— Source records —

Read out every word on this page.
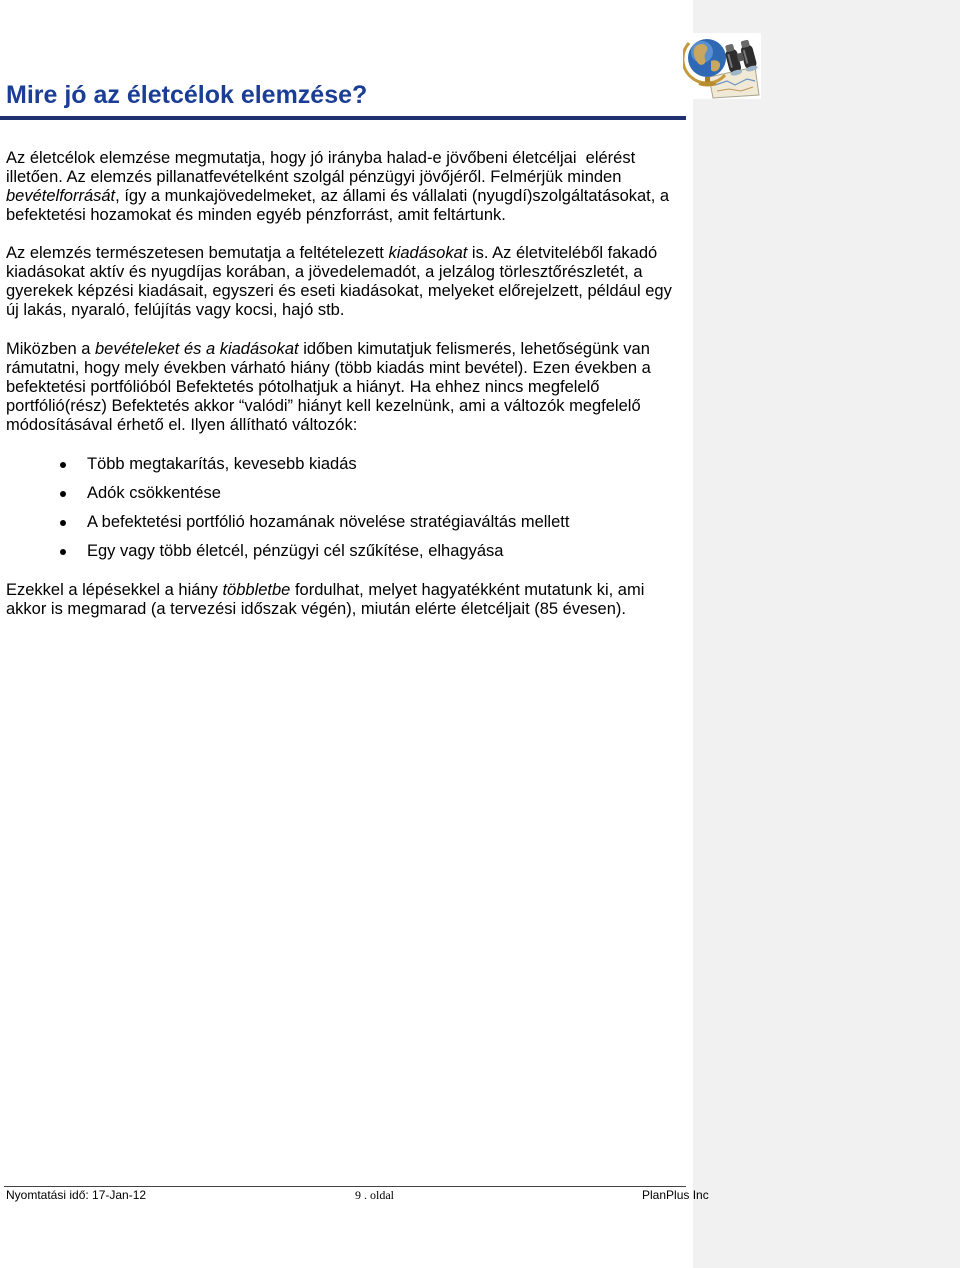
Mire jó az életcélok elemzése?
Az életcélok elemzése megmutatja, hogy jó irányba halad-e jövőbeni életcéljai  elérést
illetően. Az elemzés pillanatfevételként szolgál pénzügyi jövőjéről. Felmérjük minden
bevételforrását, így a munkajövedelmeket, az állami és vállalati (nyugdí)szolgáltatásokat, a
befektetési hozamokat és minden egyéb pénzforrást, amit feltártunk.
Az elemzés természetesen bemutatja a feltételezett kiadásokat is. Az életviteléből fakadó
kiadásokat aktív és nyugdíjas korában, a jövedelemadót, a jelzálog törlesztőrészletét, a
gyerekek képzési kiadásait, egyszeri és eseti kiadásokat, melyeket előrejelzett, például egy
új lakás, nyaraló, felújítás vagy kocsi, hajó stb.
Miközben a bevételeket és a kiadásokat időben kimutatjuk felismerés, lehetőségünk van
rámutatni, hogy mely években várható hiány (több kiadás mint bevétel). Ezen években a
befektetési portfólióból Befektetés pótolhatjuk a hiányt. Ha ehhez nincs megfelelő
portfólió(rész) Befektetés akkor “valódi” hiányt kell kezelnünk, ami a változók megfelelő
módosításával érhető el. Ilyen állítható változók:
Több megtakarítás, kevesebb kiadás
Adók csökkentése
A befektetési portfólió hozamának növelése stratégiaváltás mellett
Egy vagy több életcél, pénzügyi cél szűkítése, elhagyása
Ezekkel a lépésekkel a hiány többletbe fordulhat, melyet hagyatékként mutatunk ki, ami
akkor is megmarad (a tervezési időszak végén), miután elérte életcéljait (85 évesen).
Nyomtatási idő: 17-Jan-12	9 . oldal	PlanPlus Inc
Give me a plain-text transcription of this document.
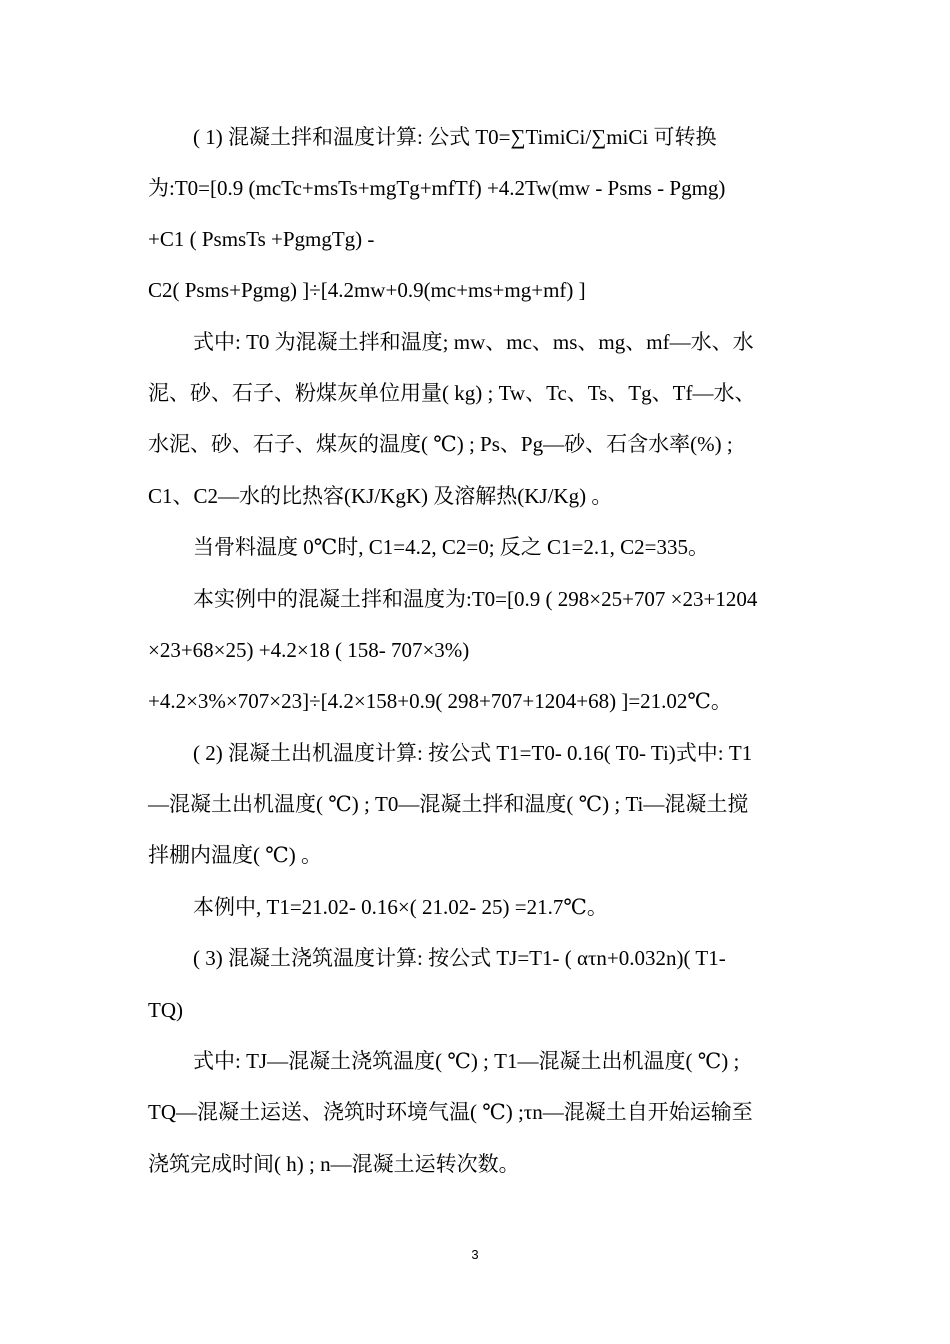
( 1) 混凝土拌和温度计算: 公式 T0=∑TimiCi/∑miCi 可转换
为:T0=[0.9 (mcTc+msTs+mgTg+mfTf) +4.2Tw(mw - Psms - Pgmg)
+C1 ( PsmsTs +PgmgTg) -
C2( Psms+Pgmg) ]÷[4.2mw+0.9(mc+ms+mg+mf) ]
式中: T0 为混凝土拌和温度; mw、mc、ms、mg、mf—水、水
泥、砂、石子、粉煤灰单位用量( kg) ; Tw、Tc、Ts、Tg、Tf—水、
水泥、砂、石子、煤灰的温度( ℃) ; Ps、Pg—砂、石含水率(%) ;
C1、C2—水的比热容(KJ/KgK) 及溶解热(KJ/Kg) 。
当骨料温度 0℃时, C1=4.2, C2=0; 反之 C1=2.1, C2=335。
本实例中的混凝土拌和温度为:T0=[0.9 ( 298×25+707 ×23+1204
×23+68×25) +4.2×18 ( 158- 707×3%)
+4.2×3%×707×23]÷[4.2×158+0.9( 298+707+1204+68) ]=21.02℃。
( 2) 混凝土出机温度计算: 按公式 T1=T0- 0.16( T0- Ti)式中: T1
—混凝土出机温度( ℃) ; T0—混凝土拌和温度( ℃) ; Ti—混凝土搅
拌棚内温度( ℃) 。
本例中, T1=21.02- 0.16×( 21.02- 25) =21.7℃。
( 3) 混凝土浇筑温度计算: 按公式 TJ=T1- ( ατn+0.032n)( T1-
TQ)
式中: TJ—混凝土浇筑温度( ℃) ; T1—混凝土出机温度( ℃) ;
TQ—混凝土运送、浇筑时环境气温( ℃) ;τn—混凝土自开始运输至
浇筑完成时间( h) ; n—混凝土运转次数。
3
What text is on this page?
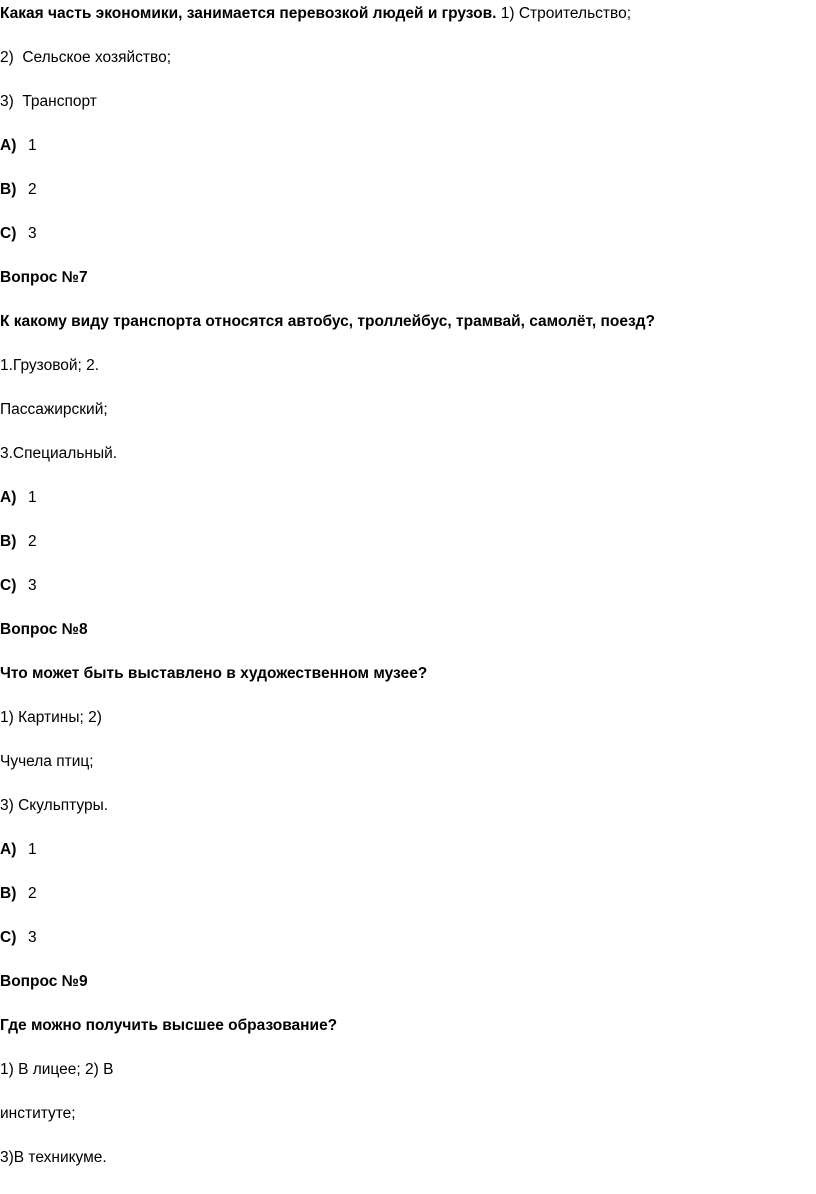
Какая часть экономики, занимается перевозкой людей и грузов. 1) Строительство;
2) Сельское хозяйство;
3) Транспорт
A) 1
B) 2
C) 3
Вопрос №7
К какому виду транспорта относятся автобус, троллейбус, трамвай, самолёт, поезд?
1.Грузовой; 2.
Пассажирский;
3.Специальный.
A) 1
B) 2
C) 3
Вопрос №8
Что может быть выставлено в художественном музее?
1) Картины; 2)
Чучела птиц;
3) Скульптуры.
A) 1
B) 2
C) 3
Вопрос №9
Где можно получить высшее образование?
1) В лицее; 2) В
институте;
3)В техникуме.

— Do this —
In your copy of the listing above, reproduce each line exactly and omit all pictures.

— Problem solution —
Read out every word on this page.
Mire jó az életcélok elemzése?
Az életcélok elemzése megmutatja, hogy jó irányba halad-e jövőbeni életcéljai  elérést
illetően. Az elemzés pillanatfevételként szolgál pénzügyi jövőjéről. Felmérjük minden
bevételforrását, így a munkajövedelmeket, az állami és vállalati (nyugdí)szolgáltatásokat, a
befektetési hozamokat és minden egyéb pénzforrást, amit feltártunk.
Az elemzés természetesen bemutatja a feltételezett kiadásokat is. Az életviteléből fakadó
kiadásokat aktív és nyugdíjas korában, a jövedelemadót, a jelzálog törlesztőrészletét, a
gyerekek képzési kiadásait, egyszeri és eseti kiadásokat, melyeket előrejelzett, például egy
új lakás, nyaraló, felújítás vagy kocsi, hajó stb.
Miközben a bevételeket és a kiadásokat időben kimutatjuk felismerés, lehetőségünk van
rámutatni, hogy mely években várható hiány (több kiadás mint bevétel). Ezen években a
befektetési portfólióból Befektetés pótolhatjuk a hiányt. Ha ehhez nincs megfelelő
portfólió(rész) Befektetés akkor “valódi” hiányt kell kezelnünk, ami a változók megfelelő
módosításával érhető el. Ilyen állítható változók:
Több megtakarítás, kevesebb kiadás
Adók csökkentése
A befektetési portfólió hozamának növelése stratégiaváltás mellett
Egy vagy több életcél, pénzügyi cél szűkítése, elhagyása
Ezekkel a lépésekkel a hiány többletbe fordulhat, melyet hagyatékként mutatunk ki, ami
akkor is megmarad (a tervezési időszak végén), miután elérte életcéljait (85 évesen).
Nyomtatási idő: 17-Jan-12	9 . oldal	PlanPlus Inc
Give me a plain-text transcription of this document.
( 1) 混凝土拌和温度计算: 公式 T0=∑TimiCi/∑miCi 可转换
为:T0=[0.9 (mcTc+msTs+mgTg+mfTf) +4.2Tw(mw - Psms - Pgmg)
+C1 ( PsmsTs +PgmgTg) -
C2( Psms+Pgmg) ]÷[4.2mw+0.9(mc+ms+mg+mf) ]
式中: T0 为混凝土拌和温度; mw、mc、ms、mg、mf—水、水
泥、砂、石子、粉煤灰单位用量( kg) ; Tw、Tc、Ts、Tg、Tf—水、
水泥、砂、石子、煤灰的温度( ℃) ; Ps、Pg—砂、石含水率(%) ;
C1、C2—水的比热容(KJ/KgK) 及溶解热(KJ/Kg) 。
当骨料温度 0℃时, C1=4.2, C2=0; 反之 C1=2.1, C2=335。
本实例中的混凝土拌和温度为:T0=[0.9 ( 298×25+707 ×23+1204
×23+68×25) +4.2×18 ( 158- 707×3%)
+4.2×3%×707×23]÷[4.2×158+0.9( 298+707+1204+68) ]=21.02℃。
( 2) 混凝土出机温度计算: 按公式 T1=T0- 0.16( T0- Ti)式中: T1
—混凝土出机温度( ℃) ; T0—混凝土拌和温度( ℃) ; Ti—混凝土搅
拌棚内温度( ℃) 。
本例中, T1=21.02- 0.16×( 21.02- 25) =21.7℃。
( 3) 混凝土浇筑温度计算: 按公式 TJ=T1- ( ατn+0.032n)( T1-
TQ)
式中: TJ—混凝土浇筑温度( ℃) ; T1—混凝土出机温度( ℃) ;
TQ—混凝土运送、浇筑时环境气温( ℃) ;τn—混凝土自开始运输至
浇筑完成时间( h) ; n—混凝土运转次数。
3
What text is on this page?
Какая часть экономики, занимается перевозкой людей и грузов. 1) Строительство;
2) Сельское хозяйство;
3) Транспорт
A) 1
B) 2
C) 3
Вопрос №7
К какому виду транспорта относятся автобус, троллейбус, трамвай, самолёт, поезд?
1.Грузовой; 2.
Пассажирский;
3.Специальный.
A) 1
B) 2
C) 3
Вопрос №8
Что может быть выставлено в художественном музее?
1) Картины; 2)
Чучела птиц;
3) Скульптуры.
A) 1
B) 2
C) 3
Вопрос №9
Где можно получить высшее образование?
1) В лицее; 2) В
институте;
3)В техникуме.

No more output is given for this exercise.